--- Start PAGE TEXT ---
Minnesota Connection: Banded Iron Formation

Leading up to the GOE, the anoxic environment of the oceans allowed iron to be present as a dissolved ion in ocean water. As photosynthesis changed ocean chemistry and oxygenated the water the dissolved iron bonded with oxygen to create iron oxides. This is the same process that occurs when you leave iron outside to rust; oxygenating the oceans effectively created rust! Iron oxide is not soluble in water, so it precipitated (formed a solid) that settled on the sea floor as a layer of iron rich sediment.

Oxygenating the oceans was not completed in one attempt. It took time to build oxygen levels to the persistent levels of today, and throughout this time oxygen levels would rise and fall again. When oxygen levels were high, dark colored iron-rich sediments would accumulate and when oxygen levels were low, iron-poor sediments that were dominantly red colored chert, a microcrystalline form of quartz, would accumulate. In this way layers of dark iron-rich and red iron-poor sediments built up over time on the ocean floor. These are known as banded iron formations, or BIFs (Figure 3B.2.2, left). Once the dissolved iron in the oceans had all been oxidized and the oceans had become fully oxygenated, there was no longer a mechanism for creating BIFs. As a result, all BIFs on the planet are old, with the vast majority of them forming between 2.8 and 1.8 Ga, associated with the GOE. Another pulse of oxygenation later in the Neoproterozoic, possibly associated with the Cryogenian Ice Age, yielded minor amounts of BIF that are about 750 Ma. The youngest BIFs found on the planet are about 520 Ma, but are very rare and highly localized, suggesting the conditions for creating BIFs remained in only small pockets of ocean by this time. No banded iron has formed since this time.

Figure 3B.2.2 Banded Iron Formation in the Iron Range of Minnesota. Left: Photograph of the alternating dark and red bands of BIF in the mine shaft at the Soudan Mine in Lake Vermilion-Soudan Underground Mine State Park. Right: View of the Rouchleau Pit from the overlook near Virginia, MN. Rouchleau Pit is a former open pit mine targeting the iron rich BIFs in this area. Source: James St. John (2015). CC BY-2.0. Found here and here.

These are the rocks found in the Iron Range of Northern Minnesota (and Michigan) (Figure 3B.2.2, right). Traditionally iron mining was the main economic driver through this area of Minnesota but has gone through boom-and-bust cycles. Bob Dylan, who grew up on the Iron Range, wrote about the dying economy and way of life in the area as a result of mine closures in his 1963 song “North Country Blues”. More recently outdoor recreational tourism has increased at the same time iron mining has waned. The area is a wealth of iron and other metal resources that are widely needed and used but also home to vast natural areas like the Boundary Waters Canoe Area that are susceptible to environmental degradation brought about by mining activities. As a result, mining in this area has become a source of tension between mining supporters and mining detractors including many environmental groups.
--- End PAGE TEXT ---
--- Start ENTRIES ---
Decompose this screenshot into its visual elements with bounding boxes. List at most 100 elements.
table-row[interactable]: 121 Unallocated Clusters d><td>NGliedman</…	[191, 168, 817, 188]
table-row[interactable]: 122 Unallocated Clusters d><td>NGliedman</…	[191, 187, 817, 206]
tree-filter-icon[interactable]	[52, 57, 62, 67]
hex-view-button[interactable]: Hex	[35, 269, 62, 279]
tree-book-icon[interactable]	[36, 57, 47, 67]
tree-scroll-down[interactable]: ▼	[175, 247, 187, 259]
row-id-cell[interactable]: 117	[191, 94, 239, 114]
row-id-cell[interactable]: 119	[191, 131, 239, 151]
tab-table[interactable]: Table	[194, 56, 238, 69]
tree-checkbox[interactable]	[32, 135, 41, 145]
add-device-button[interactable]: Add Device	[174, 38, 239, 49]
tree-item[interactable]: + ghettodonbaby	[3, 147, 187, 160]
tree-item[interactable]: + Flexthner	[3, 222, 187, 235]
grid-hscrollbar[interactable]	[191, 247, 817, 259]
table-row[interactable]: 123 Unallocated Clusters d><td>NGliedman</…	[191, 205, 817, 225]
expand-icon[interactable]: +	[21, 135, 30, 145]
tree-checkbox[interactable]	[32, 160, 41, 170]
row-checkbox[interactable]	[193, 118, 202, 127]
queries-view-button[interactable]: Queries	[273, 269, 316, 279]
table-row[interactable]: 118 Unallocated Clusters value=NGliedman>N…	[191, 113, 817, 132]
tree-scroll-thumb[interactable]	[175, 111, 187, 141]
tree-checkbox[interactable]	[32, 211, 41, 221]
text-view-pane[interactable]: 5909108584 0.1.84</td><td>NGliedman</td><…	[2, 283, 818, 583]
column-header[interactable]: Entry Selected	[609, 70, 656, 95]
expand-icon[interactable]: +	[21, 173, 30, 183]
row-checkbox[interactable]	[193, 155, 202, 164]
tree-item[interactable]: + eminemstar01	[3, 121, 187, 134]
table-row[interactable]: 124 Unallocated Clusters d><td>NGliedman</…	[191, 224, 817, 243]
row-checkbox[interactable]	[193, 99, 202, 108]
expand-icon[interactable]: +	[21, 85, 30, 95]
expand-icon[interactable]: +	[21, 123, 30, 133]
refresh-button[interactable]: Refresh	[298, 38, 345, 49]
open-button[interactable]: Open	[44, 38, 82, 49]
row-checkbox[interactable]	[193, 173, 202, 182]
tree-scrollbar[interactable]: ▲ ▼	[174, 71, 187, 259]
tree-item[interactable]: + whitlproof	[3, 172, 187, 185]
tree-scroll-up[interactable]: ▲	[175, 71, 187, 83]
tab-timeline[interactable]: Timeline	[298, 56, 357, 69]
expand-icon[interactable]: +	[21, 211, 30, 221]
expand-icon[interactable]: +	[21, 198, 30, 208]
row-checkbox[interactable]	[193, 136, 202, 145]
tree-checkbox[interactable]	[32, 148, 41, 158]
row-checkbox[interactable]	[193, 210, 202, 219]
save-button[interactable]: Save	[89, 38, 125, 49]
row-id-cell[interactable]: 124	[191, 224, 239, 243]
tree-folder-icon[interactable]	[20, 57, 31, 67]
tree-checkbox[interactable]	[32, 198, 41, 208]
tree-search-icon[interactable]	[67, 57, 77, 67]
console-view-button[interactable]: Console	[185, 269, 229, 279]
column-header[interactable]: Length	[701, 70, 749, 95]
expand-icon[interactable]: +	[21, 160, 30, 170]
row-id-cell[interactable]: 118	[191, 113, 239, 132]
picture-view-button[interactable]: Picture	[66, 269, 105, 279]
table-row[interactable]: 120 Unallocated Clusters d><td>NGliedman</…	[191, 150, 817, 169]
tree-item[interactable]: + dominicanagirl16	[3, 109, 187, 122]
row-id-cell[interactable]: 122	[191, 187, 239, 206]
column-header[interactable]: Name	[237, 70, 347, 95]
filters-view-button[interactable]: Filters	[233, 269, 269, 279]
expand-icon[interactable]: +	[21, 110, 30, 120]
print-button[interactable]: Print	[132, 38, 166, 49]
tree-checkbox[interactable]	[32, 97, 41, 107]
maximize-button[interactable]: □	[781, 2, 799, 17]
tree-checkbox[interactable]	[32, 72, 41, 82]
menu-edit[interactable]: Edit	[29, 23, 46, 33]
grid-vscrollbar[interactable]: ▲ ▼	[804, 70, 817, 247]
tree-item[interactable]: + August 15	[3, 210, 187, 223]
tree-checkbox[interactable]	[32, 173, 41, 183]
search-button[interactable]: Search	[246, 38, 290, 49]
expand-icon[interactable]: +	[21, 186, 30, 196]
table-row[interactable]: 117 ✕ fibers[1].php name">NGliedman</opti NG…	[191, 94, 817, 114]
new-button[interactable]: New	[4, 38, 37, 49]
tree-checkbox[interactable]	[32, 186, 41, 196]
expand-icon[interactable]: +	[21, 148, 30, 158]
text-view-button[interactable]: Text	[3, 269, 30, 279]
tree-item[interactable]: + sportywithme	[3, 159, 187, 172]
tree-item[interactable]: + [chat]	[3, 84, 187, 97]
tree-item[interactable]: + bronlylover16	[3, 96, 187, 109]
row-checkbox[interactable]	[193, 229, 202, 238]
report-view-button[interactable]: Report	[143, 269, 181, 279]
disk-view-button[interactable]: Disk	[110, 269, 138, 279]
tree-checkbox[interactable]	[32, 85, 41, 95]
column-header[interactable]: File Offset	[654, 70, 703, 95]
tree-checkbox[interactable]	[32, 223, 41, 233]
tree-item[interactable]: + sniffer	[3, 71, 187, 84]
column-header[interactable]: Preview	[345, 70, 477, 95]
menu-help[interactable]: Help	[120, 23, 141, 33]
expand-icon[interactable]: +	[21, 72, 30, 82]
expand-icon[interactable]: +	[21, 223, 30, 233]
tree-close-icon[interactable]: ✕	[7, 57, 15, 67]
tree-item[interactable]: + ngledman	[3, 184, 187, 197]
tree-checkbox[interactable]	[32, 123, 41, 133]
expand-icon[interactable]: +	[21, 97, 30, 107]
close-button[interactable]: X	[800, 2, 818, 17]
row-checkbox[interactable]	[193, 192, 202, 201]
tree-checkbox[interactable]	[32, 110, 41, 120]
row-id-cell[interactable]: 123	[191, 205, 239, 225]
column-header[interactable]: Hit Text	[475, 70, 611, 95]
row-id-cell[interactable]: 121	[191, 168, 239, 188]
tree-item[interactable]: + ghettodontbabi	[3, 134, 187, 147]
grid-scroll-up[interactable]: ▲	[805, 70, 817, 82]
--- End ENTRIES ---
» EXERCISE INSTRUCTIONS
1 – Output the part of the banded iron formation passage that opens with the words containing "Figure 3B.2.2 Banded" and closes with "here and here.".
2 – Check each statement against the banded iron formation passage. For each one, give yes or no and quote the words that decide it. (a) Most banded iron formations formed between 2.8 and 1.8 Ga. (b) Red chert accumulated when oxygen levels were high. (c) Iron oxide dissolves readily in water.
3 – Extend the banded iron formation passage beyond its final sentence.

» RESULTS IN ORDER
1 –
Figure 3B.2.2 Banded Iron Formation in the Iron Range of Minnesota. Left: Photograph of the alternating dark and red bands of BIF in the mine shaft at the Soudan Mine in Lake Vermilion-Soudan Underground Mine State Park. Right: View of the Rouchleau Pit from the overlook near Virginia, MN. Rouchleau Pit is a former open pit mine targeting the iron rich BIFs in this area. Source: James St. John (2015). CC BY-2.0. Found here and here.

2 –
(a) Yes: "with the vast majority of them forming between 2.8 and 1.8 Ga"
(b) No: "when oxygen levels were low, iron-poor sediments that were dominantly red colored chert, a microcrystalline form of quartz, would accumulate"
(c) No: "Iron oxide is not soluble in water"

3 –
2.2 Cryogenian Ice Age

The Cryogenian Ice Age from about 720 to 630 Ma is commonly referred to as the “Snowball Earth”. Continental landmasses were joined into the supercontinent Rodinia during this time, with much of the landmass distributed from mid to low latitudes crossing the equator. There is evidence of ice sheets across Rodinia, even at equatorial latitudes, during the Cryogenian Ice Age suggesting the entire planet was covered in ice, hence the name “Snowball Earth”. There is debate over just how frozen the planet was and whether it was truly a “snowball” or more of a “slushball” where low latitude ice was thin and slushy with areas of open ocean water. Regardless, the Cryogenian Ice Age was the most extensive glaciation the Earth has experienced.

As Rodinia began rifting apart, large expanses of continental flood basalts were emplaced between 850 and 720 Ma. This started the cooling process by releasing volcanic sulfur aerosols and increasing Earth’s albedo. Further cooling continued as extensive weathering and erosion of the basalts pulled carbon dioxide out of the atmosphere. Given their mineral composition, the weathering of basalts pulls more carbon dioxide out of the atmosphere than does the weathering of typical andesitic or granitic continental rocks. In addition, the presence of basalt along the equator where increased rainfall leads to increased weathering worked together to pull CO2 out of the atmosphere faster than outgassing from volcanism could replace it. The atmospheric reduction of CO2 at this time can be seen in Figure 3B.2.1. This weakened the greenhouse effect allowing ice to grow starting near the poles where solar irradiance was weakest. As the ice-albedo feedback took over, glaciers extended into equatorial zones turning the planet into a snowball.

The planet did not stay in a perpetual snowball state because volcanism is not controlled by incoming solar energy or albedo feedbacks. Plate tectonics kept grinding away, rifting Rodinia apart with associated volcanism and outgassing of carbon dioxide. With the planet in a snowball state with no exposed rock, the drawdown of COrelated to weathering would have stopped, allowing the atmosphere to increase in COagain, strengthening the greenhouse effect and bringing the planet out of the icehouse conditions.

Check your understanding: Snowball Earth

2.3 Late Paleozoic Ice Age

The third ice age noted on Figure 3B.2.1 is the Late Paleozoic Ice Age from about 360 to 260 Ma and was the longest ice age of the Phanerozoic. The causes of this ice age share commonalities with both Proterozoic ice ages and resulted from a combination of increased photosynthesis and weathering related drawdown of atmospheric CO2.

For reference, current oxygen levels are about 21%.

In the Devonian, the time period leading up to the Late Paleozoic Ice Age, land plants evolved and expanded leading to increased photosynthesis. This is seen as a small “bump” in the oxygen curve on Figure 3B.2.1. Atmospheric oxygen levels reached their highest at 35%. This was a time of giant ferns, extensive forests, and large wetlands (Figure 3B.2.3).

Illustration of a Devonian Forest featuring very large ferns and horsetails.
Figure 3B.2.3 Artist’s depiction of the Devonian forests. Source: Eduard Riou (1838-1900) from The World Before the Deluge (1872). Public Domain. Found here.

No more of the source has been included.